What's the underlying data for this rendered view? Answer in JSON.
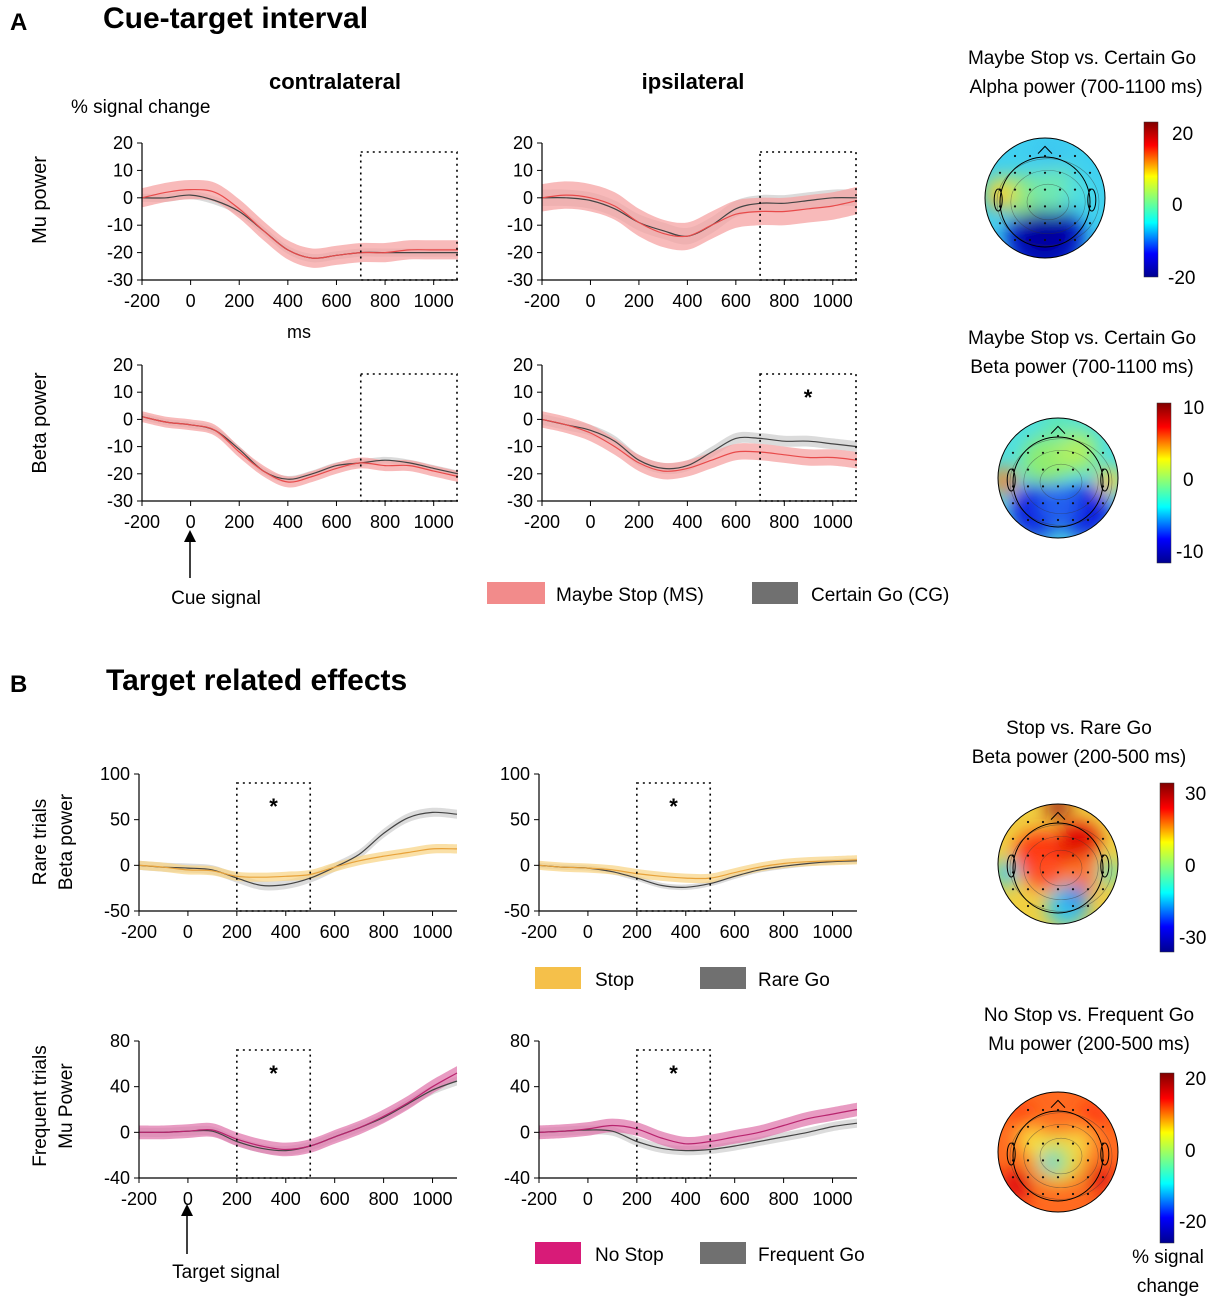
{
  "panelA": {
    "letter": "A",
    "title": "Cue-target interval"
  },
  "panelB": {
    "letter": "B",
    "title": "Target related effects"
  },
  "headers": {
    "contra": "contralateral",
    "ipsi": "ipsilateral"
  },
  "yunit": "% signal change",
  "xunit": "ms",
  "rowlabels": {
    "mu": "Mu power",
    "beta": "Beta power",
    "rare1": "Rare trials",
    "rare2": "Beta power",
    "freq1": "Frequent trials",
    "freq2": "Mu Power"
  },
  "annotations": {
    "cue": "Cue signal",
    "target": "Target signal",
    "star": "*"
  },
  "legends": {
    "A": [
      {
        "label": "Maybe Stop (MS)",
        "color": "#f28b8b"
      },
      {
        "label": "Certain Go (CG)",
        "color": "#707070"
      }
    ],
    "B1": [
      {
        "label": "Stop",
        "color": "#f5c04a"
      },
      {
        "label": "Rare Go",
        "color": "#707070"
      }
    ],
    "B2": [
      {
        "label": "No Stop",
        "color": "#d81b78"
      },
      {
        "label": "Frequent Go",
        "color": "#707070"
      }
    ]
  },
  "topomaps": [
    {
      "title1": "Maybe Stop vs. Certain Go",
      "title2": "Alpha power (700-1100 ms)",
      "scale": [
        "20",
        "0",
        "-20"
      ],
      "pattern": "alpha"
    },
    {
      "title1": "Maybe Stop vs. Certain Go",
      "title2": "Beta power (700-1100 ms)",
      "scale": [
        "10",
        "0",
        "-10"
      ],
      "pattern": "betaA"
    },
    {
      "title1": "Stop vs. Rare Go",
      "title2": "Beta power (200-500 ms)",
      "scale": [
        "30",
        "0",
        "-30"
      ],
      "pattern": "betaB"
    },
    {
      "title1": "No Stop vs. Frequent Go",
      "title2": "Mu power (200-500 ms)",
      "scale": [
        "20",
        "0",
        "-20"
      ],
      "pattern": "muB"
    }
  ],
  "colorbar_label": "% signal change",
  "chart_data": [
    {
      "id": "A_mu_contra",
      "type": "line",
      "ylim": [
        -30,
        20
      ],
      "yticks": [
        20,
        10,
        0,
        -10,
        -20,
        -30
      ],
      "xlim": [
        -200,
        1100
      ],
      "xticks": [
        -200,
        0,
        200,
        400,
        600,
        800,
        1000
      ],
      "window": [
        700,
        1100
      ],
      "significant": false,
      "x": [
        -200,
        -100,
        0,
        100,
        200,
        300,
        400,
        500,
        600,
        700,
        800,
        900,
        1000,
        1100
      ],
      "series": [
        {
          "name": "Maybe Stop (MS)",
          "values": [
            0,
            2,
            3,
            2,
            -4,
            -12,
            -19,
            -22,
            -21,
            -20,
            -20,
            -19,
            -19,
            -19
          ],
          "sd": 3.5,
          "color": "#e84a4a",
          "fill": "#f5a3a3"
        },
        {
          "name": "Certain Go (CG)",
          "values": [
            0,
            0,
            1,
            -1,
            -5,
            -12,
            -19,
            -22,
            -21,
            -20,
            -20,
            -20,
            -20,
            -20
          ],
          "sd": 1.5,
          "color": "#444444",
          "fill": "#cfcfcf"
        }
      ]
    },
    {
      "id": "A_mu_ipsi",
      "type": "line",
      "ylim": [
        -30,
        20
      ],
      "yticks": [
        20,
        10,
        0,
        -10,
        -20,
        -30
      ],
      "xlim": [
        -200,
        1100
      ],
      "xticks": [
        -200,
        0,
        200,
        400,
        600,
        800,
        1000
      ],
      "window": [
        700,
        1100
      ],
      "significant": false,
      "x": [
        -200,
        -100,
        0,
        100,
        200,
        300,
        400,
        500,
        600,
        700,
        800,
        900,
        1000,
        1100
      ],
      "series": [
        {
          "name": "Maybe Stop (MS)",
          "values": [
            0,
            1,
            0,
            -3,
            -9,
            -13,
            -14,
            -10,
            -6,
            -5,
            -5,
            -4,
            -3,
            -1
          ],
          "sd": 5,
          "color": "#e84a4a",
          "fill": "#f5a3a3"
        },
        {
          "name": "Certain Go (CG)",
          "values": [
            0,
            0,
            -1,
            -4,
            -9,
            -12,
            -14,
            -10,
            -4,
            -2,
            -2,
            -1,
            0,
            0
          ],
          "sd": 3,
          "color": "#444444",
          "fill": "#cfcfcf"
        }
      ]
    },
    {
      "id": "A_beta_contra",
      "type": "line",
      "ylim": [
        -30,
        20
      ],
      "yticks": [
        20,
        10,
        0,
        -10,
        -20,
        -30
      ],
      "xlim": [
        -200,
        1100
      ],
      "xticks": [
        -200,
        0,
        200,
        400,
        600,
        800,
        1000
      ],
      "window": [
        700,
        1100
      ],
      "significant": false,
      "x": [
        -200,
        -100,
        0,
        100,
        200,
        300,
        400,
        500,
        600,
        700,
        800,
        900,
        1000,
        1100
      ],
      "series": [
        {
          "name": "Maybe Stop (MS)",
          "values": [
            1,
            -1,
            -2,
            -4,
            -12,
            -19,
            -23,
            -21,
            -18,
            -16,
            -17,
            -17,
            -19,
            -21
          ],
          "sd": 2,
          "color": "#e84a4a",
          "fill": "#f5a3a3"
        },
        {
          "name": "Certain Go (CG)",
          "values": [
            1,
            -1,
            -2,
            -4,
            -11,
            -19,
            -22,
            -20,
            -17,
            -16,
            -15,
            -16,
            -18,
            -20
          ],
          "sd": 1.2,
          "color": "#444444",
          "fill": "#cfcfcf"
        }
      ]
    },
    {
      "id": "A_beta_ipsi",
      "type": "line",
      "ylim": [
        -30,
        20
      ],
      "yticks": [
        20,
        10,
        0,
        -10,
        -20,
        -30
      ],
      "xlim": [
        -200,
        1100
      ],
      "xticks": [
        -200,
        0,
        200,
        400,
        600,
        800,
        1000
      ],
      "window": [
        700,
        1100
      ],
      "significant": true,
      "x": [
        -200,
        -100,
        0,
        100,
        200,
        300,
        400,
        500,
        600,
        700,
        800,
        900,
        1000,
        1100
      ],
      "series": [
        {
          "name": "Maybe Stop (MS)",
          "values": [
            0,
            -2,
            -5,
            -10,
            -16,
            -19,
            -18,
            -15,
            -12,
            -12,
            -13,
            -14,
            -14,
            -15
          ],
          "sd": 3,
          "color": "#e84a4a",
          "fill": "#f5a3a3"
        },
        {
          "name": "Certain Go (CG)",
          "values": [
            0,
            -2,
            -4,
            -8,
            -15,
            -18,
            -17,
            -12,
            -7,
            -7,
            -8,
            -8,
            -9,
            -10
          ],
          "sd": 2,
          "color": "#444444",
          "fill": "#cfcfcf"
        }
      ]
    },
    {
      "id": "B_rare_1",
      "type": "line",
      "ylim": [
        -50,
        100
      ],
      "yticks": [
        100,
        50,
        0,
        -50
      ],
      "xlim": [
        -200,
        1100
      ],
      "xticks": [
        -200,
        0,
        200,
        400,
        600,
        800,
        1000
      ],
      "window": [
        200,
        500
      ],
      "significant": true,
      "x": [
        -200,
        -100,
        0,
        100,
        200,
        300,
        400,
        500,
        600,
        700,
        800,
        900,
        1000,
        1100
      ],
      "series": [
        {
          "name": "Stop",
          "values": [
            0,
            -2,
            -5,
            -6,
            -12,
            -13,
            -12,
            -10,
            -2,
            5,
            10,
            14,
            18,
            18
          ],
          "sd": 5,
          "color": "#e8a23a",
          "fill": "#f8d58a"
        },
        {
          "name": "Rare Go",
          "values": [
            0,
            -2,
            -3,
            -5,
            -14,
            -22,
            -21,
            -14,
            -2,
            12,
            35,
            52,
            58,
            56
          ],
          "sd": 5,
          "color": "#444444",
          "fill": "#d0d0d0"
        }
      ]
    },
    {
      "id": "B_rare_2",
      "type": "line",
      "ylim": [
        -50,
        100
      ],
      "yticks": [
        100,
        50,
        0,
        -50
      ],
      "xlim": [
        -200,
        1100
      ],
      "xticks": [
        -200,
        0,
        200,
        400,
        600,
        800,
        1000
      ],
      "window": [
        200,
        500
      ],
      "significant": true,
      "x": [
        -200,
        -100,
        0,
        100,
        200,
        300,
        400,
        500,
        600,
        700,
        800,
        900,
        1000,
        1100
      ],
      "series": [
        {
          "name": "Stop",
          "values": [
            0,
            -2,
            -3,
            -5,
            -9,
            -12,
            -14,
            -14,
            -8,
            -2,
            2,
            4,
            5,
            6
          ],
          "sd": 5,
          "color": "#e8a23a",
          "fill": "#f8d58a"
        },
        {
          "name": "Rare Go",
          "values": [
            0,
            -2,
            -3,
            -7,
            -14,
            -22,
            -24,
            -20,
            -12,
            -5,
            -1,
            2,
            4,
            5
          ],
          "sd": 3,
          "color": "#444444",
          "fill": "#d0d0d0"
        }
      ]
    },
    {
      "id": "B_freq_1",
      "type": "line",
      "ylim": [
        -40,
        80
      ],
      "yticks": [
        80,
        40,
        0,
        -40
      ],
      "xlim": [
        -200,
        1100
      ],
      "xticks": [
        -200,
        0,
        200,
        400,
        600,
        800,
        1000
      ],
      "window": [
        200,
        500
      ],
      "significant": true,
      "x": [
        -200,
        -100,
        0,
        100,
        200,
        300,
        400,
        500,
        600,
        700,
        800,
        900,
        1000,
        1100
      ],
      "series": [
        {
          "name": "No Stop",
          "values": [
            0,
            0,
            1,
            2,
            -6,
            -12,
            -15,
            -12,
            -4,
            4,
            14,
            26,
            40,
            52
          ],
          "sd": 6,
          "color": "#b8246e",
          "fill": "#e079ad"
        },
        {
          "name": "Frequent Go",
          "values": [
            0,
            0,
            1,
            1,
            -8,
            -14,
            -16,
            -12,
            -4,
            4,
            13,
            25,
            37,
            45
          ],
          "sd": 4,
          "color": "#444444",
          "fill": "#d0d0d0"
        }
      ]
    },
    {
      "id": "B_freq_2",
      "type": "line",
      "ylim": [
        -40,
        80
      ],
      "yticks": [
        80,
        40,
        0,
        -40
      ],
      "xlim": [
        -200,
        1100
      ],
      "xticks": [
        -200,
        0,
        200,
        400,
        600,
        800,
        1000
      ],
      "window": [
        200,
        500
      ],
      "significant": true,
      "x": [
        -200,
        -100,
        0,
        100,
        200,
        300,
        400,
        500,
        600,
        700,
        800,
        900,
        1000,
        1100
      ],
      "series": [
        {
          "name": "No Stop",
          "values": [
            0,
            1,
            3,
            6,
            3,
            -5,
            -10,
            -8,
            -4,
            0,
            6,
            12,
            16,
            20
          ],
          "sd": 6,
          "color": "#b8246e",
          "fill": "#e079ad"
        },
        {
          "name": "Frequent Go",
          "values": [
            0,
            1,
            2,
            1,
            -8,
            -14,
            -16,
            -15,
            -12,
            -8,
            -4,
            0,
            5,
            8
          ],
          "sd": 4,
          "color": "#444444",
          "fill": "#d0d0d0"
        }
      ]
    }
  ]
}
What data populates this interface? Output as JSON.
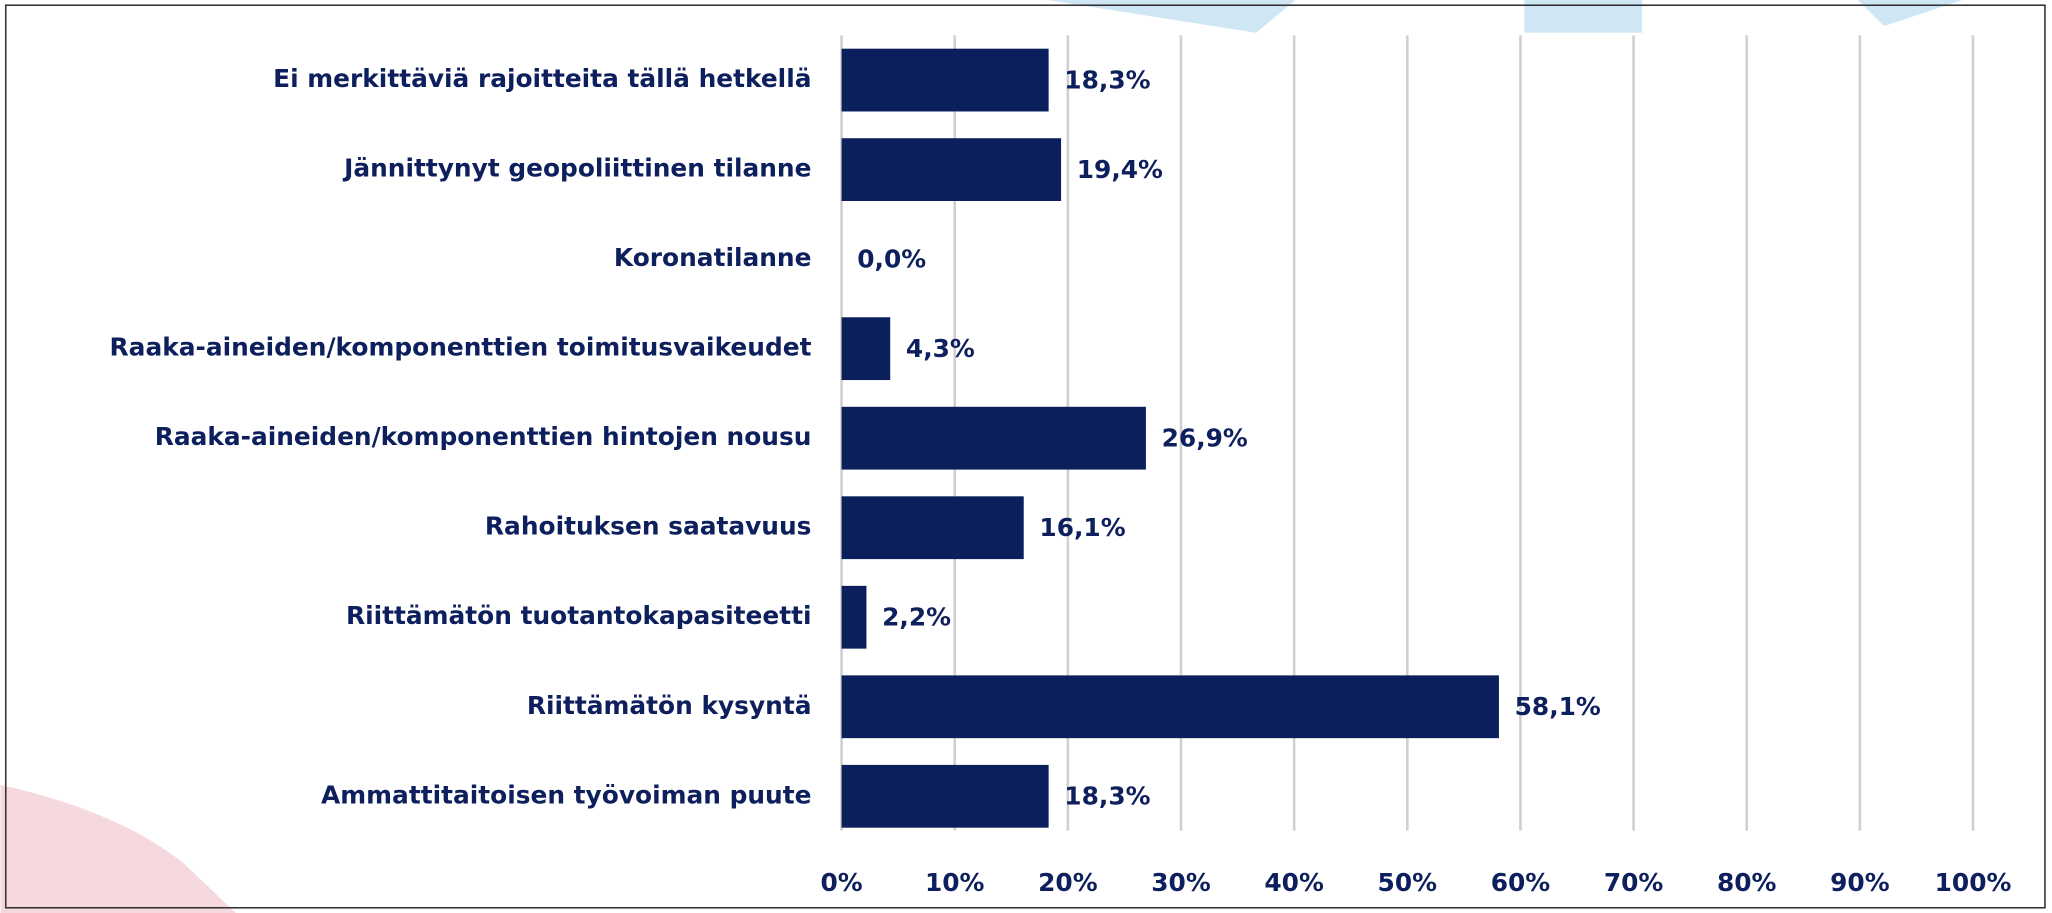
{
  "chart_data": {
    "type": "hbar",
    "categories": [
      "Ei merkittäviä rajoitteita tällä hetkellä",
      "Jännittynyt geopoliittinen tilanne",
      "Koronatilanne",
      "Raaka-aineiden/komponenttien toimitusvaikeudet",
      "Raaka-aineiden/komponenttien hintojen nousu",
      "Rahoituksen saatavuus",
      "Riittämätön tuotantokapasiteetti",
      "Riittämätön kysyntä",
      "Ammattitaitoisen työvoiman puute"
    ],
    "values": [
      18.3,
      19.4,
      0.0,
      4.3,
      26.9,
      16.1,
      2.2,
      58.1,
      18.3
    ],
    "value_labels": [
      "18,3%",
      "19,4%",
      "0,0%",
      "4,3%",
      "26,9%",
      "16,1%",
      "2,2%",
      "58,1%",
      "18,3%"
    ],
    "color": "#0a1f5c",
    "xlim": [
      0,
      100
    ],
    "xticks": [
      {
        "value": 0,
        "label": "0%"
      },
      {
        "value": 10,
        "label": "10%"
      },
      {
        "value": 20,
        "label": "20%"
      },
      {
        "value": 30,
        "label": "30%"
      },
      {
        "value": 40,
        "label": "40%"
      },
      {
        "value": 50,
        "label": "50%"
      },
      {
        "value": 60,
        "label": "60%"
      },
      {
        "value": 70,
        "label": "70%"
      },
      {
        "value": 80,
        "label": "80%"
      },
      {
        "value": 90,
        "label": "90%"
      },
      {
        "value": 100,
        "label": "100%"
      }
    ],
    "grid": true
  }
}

******************************

* **YOUR INSTRUCTIONS**
From the data above, copy each line where the string "Frequent" appears.

* **ANSWER TO THIS PROBLEM**
    "freq1": "Frequent trials",
        "label": "Frequent Go",
      "title1": "No Stop vs. Frequent Go",
          "name": "Frequent Go",
          "name": "Frequent Go",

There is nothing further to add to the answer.